— begin ROWS —
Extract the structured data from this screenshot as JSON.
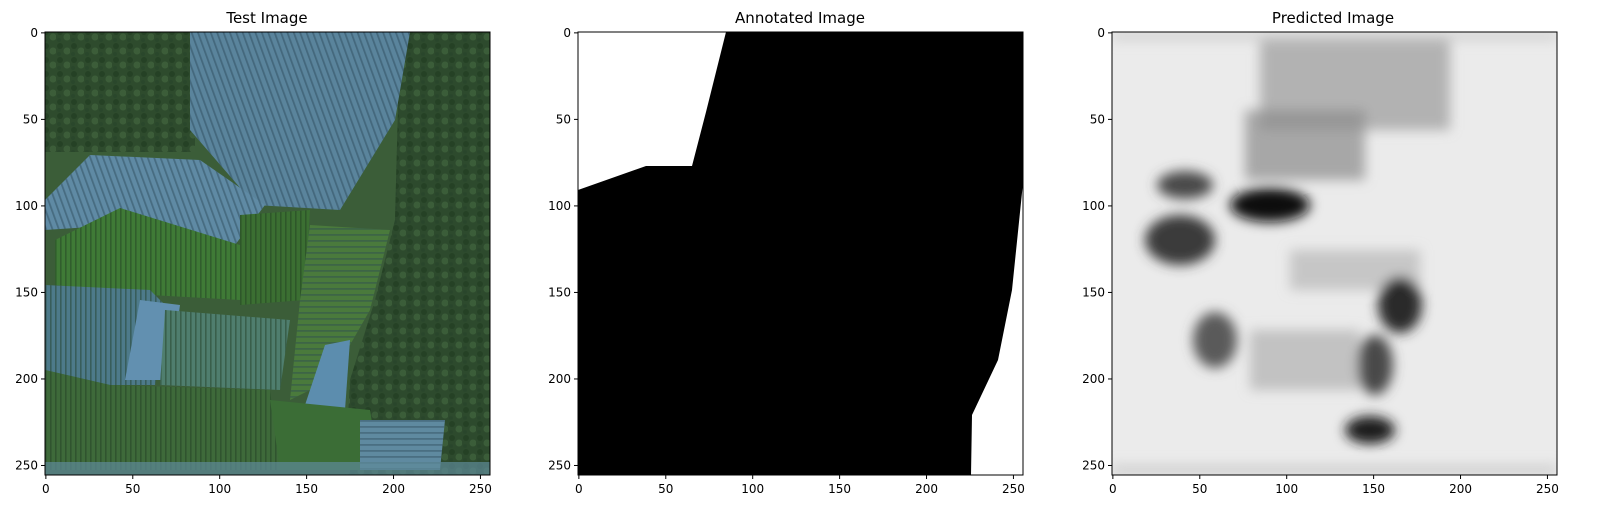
{
  "figure": {
    "panels": [
      {
        "title": "Test Image",
        "kind": "rgb-aerial-farmland",
        "x_ticks": [
          "0",
          "50",
          "100",
          "150",
          "200",
          "250"
        ],
        "y_ticks": [
          "0",
          "50",
          "100",
          "150",
          "200",
          "250"
        ]
      },
      {
        "title": "Annotated Image",
        "kind": "binary-mask",
        "x_ticks": [
          "0",
          "50",
          "100",
          "150",
          "200",
          "250"
        ],
        "y_ticks": [
          "0",
          "50",
          "100",
          "150",
          "200",
          "250"
        ]
      },
      {
        "title": "Predicted Image",
        "kind": "grayscale-prediction",
        "x_ticks": [
          "0",
          "50",
          "100",
          "150",
          "200",
          "250"
        ],
        "y_ticks": [
          "0",
          "50",
          "100",
          "150",
          "200",
          "250"
        ]
      }
    ],
    "image_size": [
      256,
      256
    ],
    "colors": {
      "mask_foreground": "#000000",
      "mask_background": "#ffffff",
      "field_green": "#3f6b35",
      "field_blue": "#5b86a0",
      "trees_dark": "#2c4a2c"
    }
  }
}
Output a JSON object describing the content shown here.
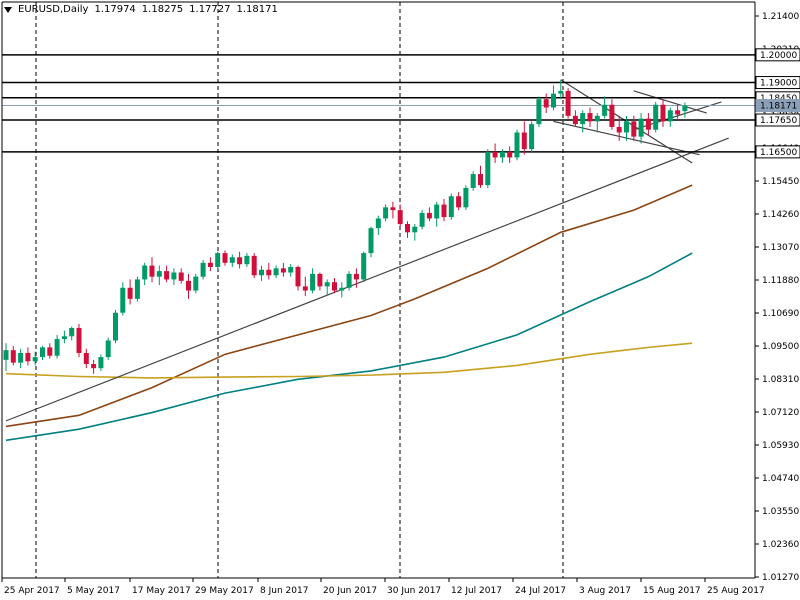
{
  "header": {
    "symbol": "EURUSD,Daily",
    "open": "1.17974",
    "high": "1.18275",
    "low": "1.17727",
    "close": "1.18171"
  },
  "chart_data": {
    "type": "candlestick",
    "grid": "vertical dashed lines",
    "y_ticks": [
      "1.21400",
      "1.20210",
      "1.19020",
      "1.17830",
      "1.16640",
      "1.15450",
      "1.14260",
      "1.13070",
      "1.11880",
      "1.10690",
      "1.09500",
      "1.08310",
      "1.07120",
      "1.05930",
      "1.04740",
      "1.03550",
      "1.02360",
      "1.01270"
    ],
    "x_ticks": [
      "25 Apr 2017",
      "5 May 2017",
      "17 May 2017",
      "29 May 2017",
      "8 Jun 2017",
      "20 Jun 2017",
      "30 Jun 2017",
      "12 Jul 2017",
      "24 Jul 2017",
      "3 Aug 2017",
      "15 Aug 2017",
      "25 Aug 2017"
    ],
    "levels": [
      {
        "label": "1.20000",
        "value": 1.2,
        "color": "#000000"
      },
      {
        "label": "1.19000",
        "value": 1.19,
        "color": "#000000"
      },
      {
        "label": "1.18450",
        "value": 1.1845,
        "color": "#000000"
      },
      {
        "label": "1.18171",
        "value": 1.18171,
        "color": "#8aa0b8"
      },
      {
        "label": "1.17650",
        "value": 1.1765,
        "color": "#000000"
      },
      {
        "label": "1.16500",
        "value": 1.165,
        "color": "#000000"
      }
    ],
    "candles": [
      {
        "o": 1.09,
        "h": 1.096,
        "l": 1.086,
        "c": 1.0935
      },
      {
        "o": 1.0935,
        "h": 1.095,
        "l": 1.088,
        "c": 1.089
      },
      {
        "o": 1.089,
        "h": 1.094,
        "l": 1.087,
        "c": 1.0925
      },
      {
        "o": 1.0925,
        "h": 1.0945,
        "l": 1.088,
        "c": 1.0895
      },
      {
        "o": 1.0895,
        "h": 1.093,
        "l": 1.088,
        "c": 1.091
      },
      {
        "o": 1.091,
        "h": 1.095,
        "l": 1.09,
        "c": 1.0945
      },
      {
        "o": 1.0945,
        "h": 1.096,
        "l": 1.0905,
        "c": 1.0915
      },
      {
        "o": 1.0915,
        "h": 1.099,
        "l": 1.0905,
        "c": 1.0975
      },
      {
        "o": 1.0975,
        "h": 1.1005,
        "l": 1.096,
        "c": 1.0985
      },
      {
        "o": 1.0985,
        "h": 1.102,
        "l": 1.097,
        "c": 1.1015
      },
      {
        "o": 1.1015,
        "h": 1.103,
        "l": 1.091,
        "c": 1.0925
      },
      {
        "o": 1.0925,
        "h": 1.094,
        "l": 1.087,
        "c": 1.0885
      },
      {
        "o": 1.0885,
        "h": 1.09,
        "l": 1.085,
        "c": 1.087
      },
      {
        "o": 1.087,
        "h": 1.092,
        "l": 1.086,
        "c": 1.091
      },
      {
        "o": 1.091,
        "h": 1.098,
        "l": 1.09,
        "c": 1.097
      },
      {
        "o": 1.097,
        "h": 1.108,
        "l": 1.096,
        "c": 1.107
      },
      {
        "o": 1.107,
        "h": 1.118,
        "l": 1.106,
        "c": 1.116
      },
      {
        "o": 1.116,
        "h": 1.119,
        "l": 1.11,
        "c": 1.112
      },
      {
        "o": 1.112,
        "h": 1.12,
        "l": 1.111,
        "c": 1.119
      },
      {
        "o": 1.119,
        "h": 1.125,
        "l": 1.117,
        "c": 1.124
      },
      {
        "o": 1.124,
        "h": 1.127,
        "l": 1.118,
        "c": 1.12
      },
      {
        "o": 1.12,
        "h": 1.124,
        "l": 1.117,
        "c": 1.122
      },
      {
        "o": 1.122,
        "h": 1.124,
        "l": 1.118,
        "c": 1.119
      },
      {
        "o": 1.119,
        "h": 1.123,
        "l": 1.117,
        "c": 1.1215
      },
      {
        "o": 1.1215,
        "h": 1.123,
        "l": 1.1175,
        "c": 1.1185
      },
      {
        "o": 1.1185,
        "h": 1.121,
        "l": 1.112,
        "c": 1.115
      },
      {
        "o": 1.115,
        "h": 1.121,
        "l": 1.114,
        "c": 1.12
      },
      {
        "o": 1.12,
        "h": 1.126,
        "l": 1.119,
        "c": 1.125
      },
      {
        "o": 1.125,
        "h": 1.127,
        "l": 1.122,
        "c": 1.1235
      },
      {
        "o": 1.1235,
        "h": 1.129,
        "l": 1.1225,
        "c": 1.1285
      },
      {
        "o": 1.1285,
        "h": 1.1295,
        "l": 1.124,
        "c": 1.125
      },
      {
        "o": 1.125,
        "h": 1.128,
        "l": 1.1235,
        "c": 1.127
      },
      {
        "o": 1.127,
        "h": 1.129,
        "l": 1.123,
        "c": 1.1245
      },
      {
        "o": 1.1245,
        "h": 1.1285,
        "l": 1.1235,
        "c": 1.1275
      },
      {
        "o": 1.1275,
        "h": 1.1285,
        "l": 1.1195,
        "c": 1.1205
      },
      {
        "o": 1.1205,
        "h": 1.124,
        "l": 1.1185,
        "c": 1.1225
      },
      {
        "o": 1.1225,
        "h": 1.125,
        "l": 1.119,
        "c": 1.1205
      },
      {
        "o": 1.1205,
        "h": 1.124,
        "l": 1.1195,
        "c": 1.123
      },
      {
        "o": 1.123,
        "h": 1.125,
        "l": 1.12,
        "c": 1.1215
      },
      {
        "o": 1.1215,
        "h": 1.1245,
        "l": 1.12,
        "c": 1.1235
      },
      {
        "o": 1.1235,
        "h": 1.124,
        "l": 1.115,
        "c": 1.1165
      },
      {
        "o": 1.1165,
        "h": 1.12,
        "l": 1.113,
        "c": 1.115
      },
      {
        "o": 1.115,
        "h": 1.123,
        "l": 1.114,
        "c": 1.121
      },
      {
        "o": 1.121,
        "h": 1.1215,
        "l": 1.115,
        "c": 1.1165
      },
      {
        "o": 1.1165,
        "h": 1.119,
        "l": 1.1135,
        "c": 1.118
      },
      {
        "o": 1.118,
        "h": 1.1195,
        "l": 1.114,
        "c": 1.115
      },
      {
        "o": 1.115,
        "h": 1.118,
        "l": 1.1125,
        "c": 1.116
      },
      {
        "o": 1.116,
        "h": 1.122,
        "l": 1.115,
        "c": 1.121
      },
      {
        "o": 1.121,
        "h": 1.123,
        "l": 1.116,
        "c": 1.119
      },
      {
        "o": 1.119,
        "h": 1.129,
        "l": 1.118,
        "c": 1.1285
      },
      {
        "o": 1.1285,
        "h": 1.138,
        "l": 1.127,
        "c": 1.1375
      },
      {
        "o": 1.1375,
        "h": 1.142,
        "l": 1.135,
        "c": 1.141
      },
      {
        "o": 1.141,
        "h": 1.146,
        "l": 1.14,
        "c": 1.145
      },
      {
        "o": 1.145,
        "h": 1.147,
        "l": 1.141,
        "c": 1.144
      },
      {
        "o": 1.144,
        "h": 1.146,
        "l": 1.138,
        "c": 1.139
      },
      {
        "o": 1.139,
        "h": 1.14,
        "l": 1.134,
        "c": 1.136
      },
      {
        "o": 1.136,
        "h": 1.139,
        "l": 1.133,
        "c": 1.138
      },
      {
        "o": 1.138,
        "h": 1.144,
        "l": 1.137,
        "c": 1.143
      },
      {
        "o": 1.143,
        "h": 1.145,
        "l": 1.14,
        "c": 1.141
      },
      {
        "o": 1.141,
        "h": 1.147,
        "l": 1.138,
        "c": 1.146
      },
      {
        "o": 1.146,
        "h": 1.148,
        "l": 1.14,
        "c": 1.1415
      },
      {
        "o": 1.1415,
        "h": 1.15,
        "l": 1.1405,
        "c": 1.149
      },
      {
        "o": 1.149,
        "h": 1.1505,
        "l": 1.144,
        "c": 1.145
      },
      {
        "o": 1.145,
        "h": 1.153,
        "l": 1.144,
        "c": 1.152
      },
      {
        "o": 1.152,
        "h": 1.158,
        "l": 1.151,
        "c": 1.157
      },
      {
        "o": 1.157,
        "h": 1.16,
        "l": 1.152,
        "c": 1.153
      },
      {
        "o": 1.153,
        "h": 1.166,
        "l": 1.152,
        "c": 1.165
      },
      {
        "o": 1.165,
        "h": 1.168,
        "l": 1.161,
        "c": 1.163
      },
      {
        "o": 1.163,
        "h": 1.166,
        "l": 1.161,
        "c": 1.165
      },
      {
        "o": 1.165,
        "h": 1.167,
        "l": 1.161,
        "c": 1.163
      },
      {
        "o": 1.163,
        "h": 1.173,
        "l": 1.162,
        "c": 1.172
      },
      {
        "o": 1.172,
        "h": 1.176,
        "l": 1.164,
        "c": 1.166
      },
      {
        "o": 1.166,
        "h": 1.176,
        "l": 1.165,
        "c": 1.175
      },
      {
        "o": 1.175,
        "h": 1.185,
        "l": 1.174,
        "c": 1.184
      },
      {
        "o": 1.184,
        "h": 1.186,
        "l": 1.179,
        "c": 1.181
      },
      {
        "o": 1.181,
        "h": 1.189,
        "l": 1.18,
        "c": 1.186
      },
      {
        "o": 1.186,
        "h": 1.191,
        "l": 1.184,
        "c": 1.187
      },
      {
        "o": 1.187,
        "h": 1.188,
        "l": 1.177,
        "c": 1.178
      },
      {
        "o": 1.178,
        "h": 1.18,
        "l": 1.174,
        "c": 1.175
      },
      {
        "o": 1.175,
        "h": 1.18,
        "l": 1.172,
        "c": 1.179
      },
      {
        "o": 1.179,
        "h": 1.181,
        "l": 1.174,
        "c": 1.176
      },
      {
        "o": 1.176,
        "h": 1.179,
        "l": 1.172,
        "c": 1.178
      },
      {
        "o": 1.178,
        "h": 1.185,
        "l": 1.177,
        "c": 1.182
      },
      {
        "o": 1.182,
        "h": 1.184,
        "l": 1.173,
        "c": 1.174
      },
      {
        "o": 1.174,
        "h": 1.178,
        "l": 1.169,
        "c": 1.172
      },
      {
        "o": 1.172,
        "h": 1.178,
        "l": 1.169,
        "c": 1.176
      },
      {
        "o": 1.176,
        "h": 1.178,
        "l": 1.169,
        "c": 1.1705
      },
      {
        "o": 1.1705,
        "h": 1.179,
        "l": 1.168,
        "c": 1.177
      },
      {
        "o": 1.177,
        "h": 1.179,
        "l": 1.171,
        "c": 1.173
      },
      {
        "o": 1.173,
        "h": 1.183,
        "l": 1.172,
        "c": 1.182
      },
      {
        "o": 1.182,
        "h": 1.184,
        "l": 1.174,
        "c": 1.176
      },
      {
        "o": 1.176,
        "h": 1.181,
        "l": 1.174,
        "c": 1.18
      },
      {
        "o": 1.18,
        "h": 1.182,
        "l": 1.177,
        "c": 1.1785
      },
      {
        "o": 1.1797,
        "h": 1.1828,
        "l": 1.1773,
        "c": 1.1817
      }
    ],
    "moving_averages": [
      {
        "color": "#8b4513",
        "points": [
          [
            0,
            1.066
          ],
          [
            10,
            1.07
          ],
          [
            20,
            1.08
          ],
          [
            30,
            1.092
          ],
          [
            40,
            1.099
          ],
          [
            50,
            1.106
          ],
          [
            56,
            1.112
          ],
          [
            66,
            1.123
          ],
          [
            76,
            1.136
          ],
          [
            86,
            1.144
          ],
          [
            94,
            1.153
          ]
        ]
      },
      {
        "color": "#008080",
        "points": [
          [
            0,
            1.061
          ],
          [
            10,
            1.065
          ],
          [
            20,
            1.071
          ],
          [
            30,
            1.078
          ],
          [
            40,
            1.083
          ],
          [
            50,
            1.086
          ],
          [
            60,
            1.091
          ],
          [
            70,
            1.099
          ],
          [
            80,
            1.111
          ],
          [
            88,
            1.12
          ],
          [
            94,
            1.1285
          ]
        ]
      },
      {
        "color": "#c8a020",
        "points": [
          [
            0,
            1.085
          ],
          [
            10,
            1.084
          ],
          [
            20,
            1.0835
          ],
          [
            30,
            1.0838
          ],
          [
            40,
            1.084
          ],
          [
            50,
            1.0845
          ],
          [
            60,
            1.0855
          ],
          [
            70,
            1.088
          ],
          [
            80,
            1.092
          ],
          [
            88,
            1.0945
          ],
          [
            94,
            1.096
          ]
        ]
      }
    ],
    "trendlines": [
      {
        "color": "#444444",
        "points": [
          [
            0,
            1.068
          ],
          [
            99,
            1.17
          ]
        ]
      },
      {
        "color": "#444444",
        "points": [
          [
            76,
            1.191
          ],
          [
            94,
            1.161
          ]
        ]
      },
      {
        "color": "#444444",
        "points": [
          [
            75,
            1.176
          ],
          [
            95,
            1.164
          ]
        ]
      },
      {
        "color": "#444444",
        "points": [
          [
            86,
            1.187
          ],
          [
            96,
            1.179
          ]
        ]
      },
      {
        "color": "#444444",
        "points": [
          [
            86,
            1.173
          ],
          [
            98,
            1.183
          ]
        ]
      }
    ]
  }
}
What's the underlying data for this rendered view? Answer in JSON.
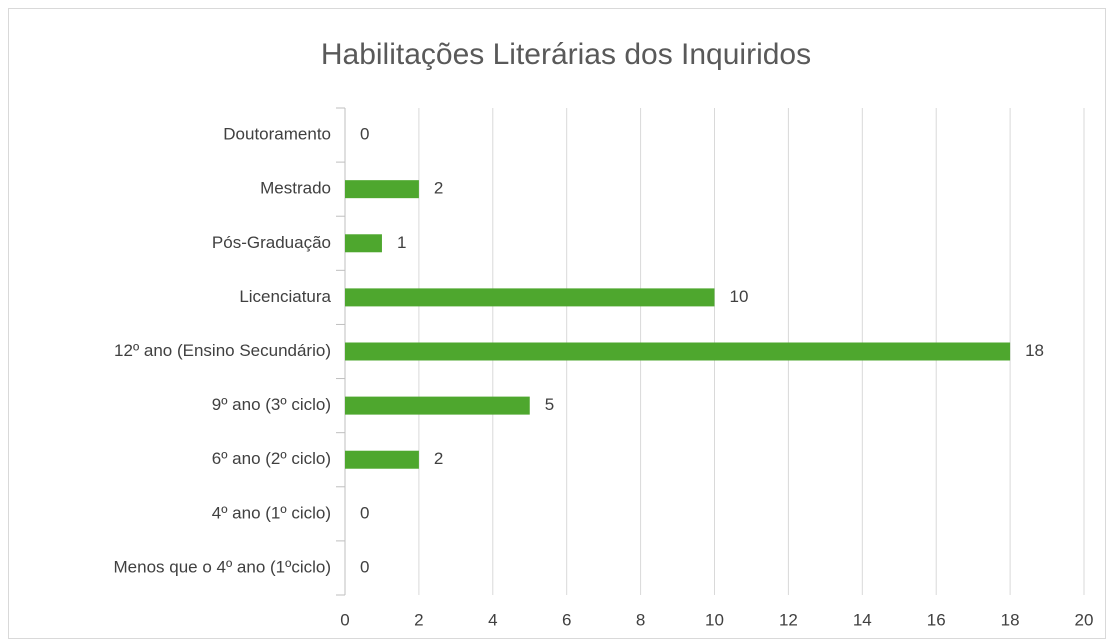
{
  "chart_data": {
    "type": "bar",
    "orientation": "horizontal",
    "title": "Habilitações Literárias dos Inquiridos",
    "categories": [
      "Doutoramento",
      "Mestrado",
      "Pós-Graduação",
      "Licenciatura",
      "12º ano (Ensino Secundário)",
      "9º ano (3º ciclo)",
      "6º ano (2º ciclo)",
      "4º ano (1º ciclo)",
      "Menos que o 4º ano (1ºciclo)"
    ],
    "values": [
      0,
      2,
      1,
      10,
      18,
      5,
      2,
      0,
      0
    ],
    "color": "#4ea72e",
    "xlim": [
      0,
      20
    ],
    "xticks": [
      0,
      2,
      4,
      6,
      8,
      10,
      12,
      14,
      16,
      18,
      20
    ],
    "grid": true
  }
}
— end ROWS —
▸ STATED EXERCISE
All lines from the one holding "What's the underlying" to the end of the listing above need to be duplicated exactly. None of the pictures should be included.

▸ RESPONSE TO THIS TASK
What's the underlying data for this rendered view? Answer in JSON.
{
  "chart_data": {
    "type": "bar",
    "orientation": "horizontal",
    "title": "Habilitações Literárias dos Inquiridos",
    "categories": [
      "Doutoramento",
      "Mestrado",
      "Pós-Graduação",
      "Licenciatura",
      "12º ano (Ensino Secundário)",
      "9º ano (3º ciclo)",
      "6º ano (2º ciclo)",
      "4º ano (1º ciclo)",
      "Menos que o 4º ano (1ºciclo)"
    ],
    "values": [
      0,
      2,
      1,
      10,
      18,
      5,
      2,
      0,
      0
    ],
    "color": "#4ea72e",
    "xlim": [
      0,
      20
    ],
    "xticks": [
      0,
      2,
      4,
      6,
      8,
      10,
      12,
      14,
      16,
      18,
      20
    ],
    "grid": true
  }
}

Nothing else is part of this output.